**Input material:**
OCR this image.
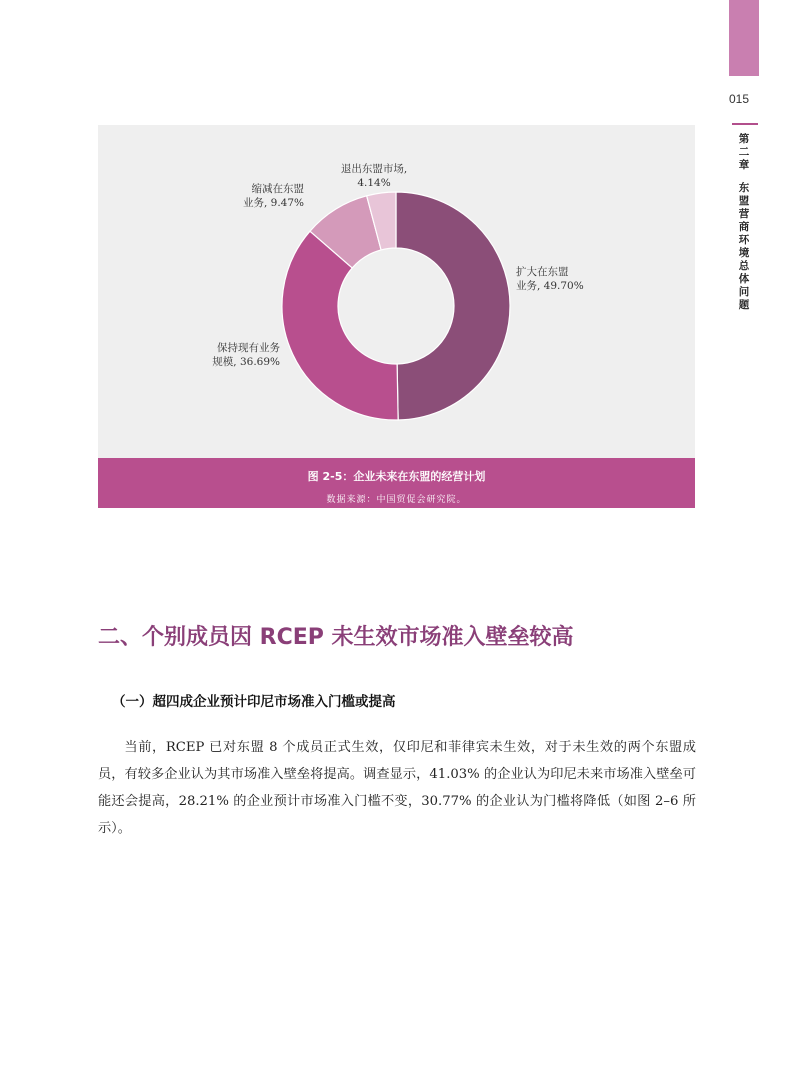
015
第
二
章
东
盟
营
商
环
境
总
体
问
题
扩大在东盟业务, 49.70%
保持现有业务规模, 36.69%
缩减在东盟业务, 9.47%
退出东盟市场, 4.14%
图 2-5：企业未来在东盟的经营计划
数据来源：中国贸促会研究院。
二、个别成员因 RCEP 未生效市场准入壁垒较高
（一）超四成企业预计印尼市场准入门槛或提高

当前，RCEP 已对东盟 8 个成员正式生效，仅印尼和菲律宾未生效，对于未生效的两个东盟成员，有较多企业认为其市场准入壁垒将提高。调查显示，41.03% 的企业认为印尼未来市场准入壁垒可能还会提高，28.21% 的企业预计市场准入门槛不变，30.77% 的企业认为门槛将降低（如图 2–6 所示）。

**Written request:**
Please list every line of the records that contains "RCEP".

**Task result:**
二、个别成员因 RCEP 未生效市场准入壁垒较高
当前，RCEP 已对东盟 8 个成员正式生效，仅印尼和菲律宾未生效，对于未生效的两个东盟成员，有较多企业认为其市场准入壁垒将提高。调查显示，41.03% 的企业认为印尼未来市场准入壁垒可能还会提高，28.21% 的企业预计市场准入门槛不变，30.77% 的企业认为门槛将降低（如图 2–6 所示）。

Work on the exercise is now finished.